### Source material ###

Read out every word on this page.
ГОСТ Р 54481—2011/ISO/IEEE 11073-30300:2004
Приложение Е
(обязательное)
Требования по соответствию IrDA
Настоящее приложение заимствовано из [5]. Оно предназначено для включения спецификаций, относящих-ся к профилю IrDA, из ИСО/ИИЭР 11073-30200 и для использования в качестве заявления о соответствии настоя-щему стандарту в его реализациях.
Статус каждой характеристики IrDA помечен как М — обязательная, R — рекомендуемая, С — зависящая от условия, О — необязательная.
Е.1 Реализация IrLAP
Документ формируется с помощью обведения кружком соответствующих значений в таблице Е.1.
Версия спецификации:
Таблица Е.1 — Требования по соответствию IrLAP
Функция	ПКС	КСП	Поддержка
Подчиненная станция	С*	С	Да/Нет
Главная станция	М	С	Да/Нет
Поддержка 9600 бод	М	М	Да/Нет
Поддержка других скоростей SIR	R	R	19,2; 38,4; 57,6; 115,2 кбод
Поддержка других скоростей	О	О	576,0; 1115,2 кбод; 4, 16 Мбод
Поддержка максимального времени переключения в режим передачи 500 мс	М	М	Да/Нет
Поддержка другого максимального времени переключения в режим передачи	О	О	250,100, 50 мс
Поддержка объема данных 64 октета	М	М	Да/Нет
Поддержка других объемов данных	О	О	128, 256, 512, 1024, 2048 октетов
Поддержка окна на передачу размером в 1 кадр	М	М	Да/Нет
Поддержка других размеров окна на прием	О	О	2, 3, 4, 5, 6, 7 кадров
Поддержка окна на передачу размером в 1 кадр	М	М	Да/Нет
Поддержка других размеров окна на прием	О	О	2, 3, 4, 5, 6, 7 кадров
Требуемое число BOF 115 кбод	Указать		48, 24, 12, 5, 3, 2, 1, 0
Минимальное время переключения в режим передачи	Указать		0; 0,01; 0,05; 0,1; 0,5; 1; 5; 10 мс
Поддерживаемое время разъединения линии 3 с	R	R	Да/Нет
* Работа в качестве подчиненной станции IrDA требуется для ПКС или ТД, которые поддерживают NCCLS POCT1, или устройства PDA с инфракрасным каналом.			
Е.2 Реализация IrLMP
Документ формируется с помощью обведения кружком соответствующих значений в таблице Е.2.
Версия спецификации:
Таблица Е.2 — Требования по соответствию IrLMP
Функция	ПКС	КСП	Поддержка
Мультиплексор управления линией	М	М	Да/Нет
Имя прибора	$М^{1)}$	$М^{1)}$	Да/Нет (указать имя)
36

###
### Source material ###

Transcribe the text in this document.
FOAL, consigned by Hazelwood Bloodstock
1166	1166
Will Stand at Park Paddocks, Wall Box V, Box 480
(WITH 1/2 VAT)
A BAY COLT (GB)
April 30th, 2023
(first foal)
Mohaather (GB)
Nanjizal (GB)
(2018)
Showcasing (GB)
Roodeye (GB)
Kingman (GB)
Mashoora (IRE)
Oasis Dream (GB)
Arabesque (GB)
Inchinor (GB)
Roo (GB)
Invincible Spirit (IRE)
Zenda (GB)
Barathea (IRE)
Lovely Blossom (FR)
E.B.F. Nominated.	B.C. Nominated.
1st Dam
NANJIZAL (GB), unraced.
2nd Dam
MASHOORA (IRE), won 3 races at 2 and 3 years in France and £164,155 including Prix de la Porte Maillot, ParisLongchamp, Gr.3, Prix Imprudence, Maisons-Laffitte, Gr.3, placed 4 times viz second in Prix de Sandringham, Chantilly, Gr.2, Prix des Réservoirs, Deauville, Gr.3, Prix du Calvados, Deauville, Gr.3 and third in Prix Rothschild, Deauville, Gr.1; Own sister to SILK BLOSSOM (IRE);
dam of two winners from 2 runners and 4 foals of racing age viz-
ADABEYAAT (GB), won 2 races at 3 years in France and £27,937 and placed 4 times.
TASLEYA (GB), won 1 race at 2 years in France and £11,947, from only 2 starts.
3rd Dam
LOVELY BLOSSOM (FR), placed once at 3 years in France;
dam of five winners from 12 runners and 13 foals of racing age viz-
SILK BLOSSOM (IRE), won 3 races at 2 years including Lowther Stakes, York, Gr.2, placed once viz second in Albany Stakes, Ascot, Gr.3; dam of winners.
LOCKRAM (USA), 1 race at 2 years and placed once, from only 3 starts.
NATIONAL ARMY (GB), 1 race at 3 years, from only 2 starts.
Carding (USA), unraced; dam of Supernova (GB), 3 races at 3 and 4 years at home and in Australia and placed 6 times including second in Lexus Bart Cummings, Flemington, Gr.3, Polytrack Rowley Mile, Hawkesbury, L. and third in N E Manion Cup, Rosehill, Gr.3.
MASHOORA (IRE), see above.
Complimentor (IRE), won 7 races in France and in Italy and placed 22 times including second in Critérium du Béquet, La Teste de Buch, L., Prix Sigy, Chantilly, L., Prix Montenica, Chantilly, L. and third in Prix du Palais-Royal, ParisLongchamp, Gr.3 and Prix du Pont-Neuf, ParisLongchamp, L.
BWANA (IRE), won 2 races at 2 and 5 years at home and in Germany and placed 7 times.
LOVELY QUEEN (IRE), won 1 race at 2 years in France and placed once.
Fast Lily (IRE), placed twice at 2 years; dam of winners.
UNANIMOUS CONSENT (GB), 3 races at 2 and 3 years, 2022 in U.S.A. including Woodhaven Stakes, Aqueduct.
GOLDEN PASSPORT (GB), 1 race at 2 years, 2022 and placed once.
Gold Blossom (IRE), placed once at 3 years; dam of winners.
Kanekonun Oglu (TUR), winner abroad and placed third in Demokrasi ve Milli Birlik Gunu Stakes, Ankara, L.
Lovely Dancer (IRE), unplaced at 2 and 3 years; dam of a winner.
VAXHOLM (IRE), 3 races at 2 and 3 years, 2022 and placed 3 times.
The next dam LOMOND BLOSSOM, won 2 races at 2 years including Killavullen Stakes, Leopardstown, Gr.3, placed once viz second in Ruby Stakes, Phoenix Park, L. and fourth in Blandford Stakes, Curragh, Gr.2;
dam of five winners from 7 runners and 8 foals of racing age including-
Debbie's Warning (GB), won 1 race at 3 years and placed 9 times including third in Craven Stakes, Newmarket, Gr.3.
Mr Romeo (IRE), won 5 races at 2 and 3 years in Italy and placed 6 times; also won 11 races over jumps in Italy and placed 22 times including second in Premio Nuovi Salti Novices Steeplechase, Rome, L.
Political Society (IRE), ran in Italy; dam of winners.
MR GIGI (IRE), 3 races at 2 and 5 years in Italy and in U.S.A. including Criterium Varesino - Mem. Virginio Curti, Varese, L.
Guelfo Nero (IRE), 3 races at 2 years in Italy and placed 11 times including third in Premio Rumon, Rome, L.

###

• **The task**:
Find and copy every line in the entries above where the string "only" occurs.

• **Task output**:
TASLEYA (GB), won 1 race at 2 years in France and £11,947, from only 2 starts.
LOCKRAM (USA), 1 race at 2 years and placed once, from only 3 starts.
NATIONAL ARMY (GB), 1 race at 3 years, from only 2 starts.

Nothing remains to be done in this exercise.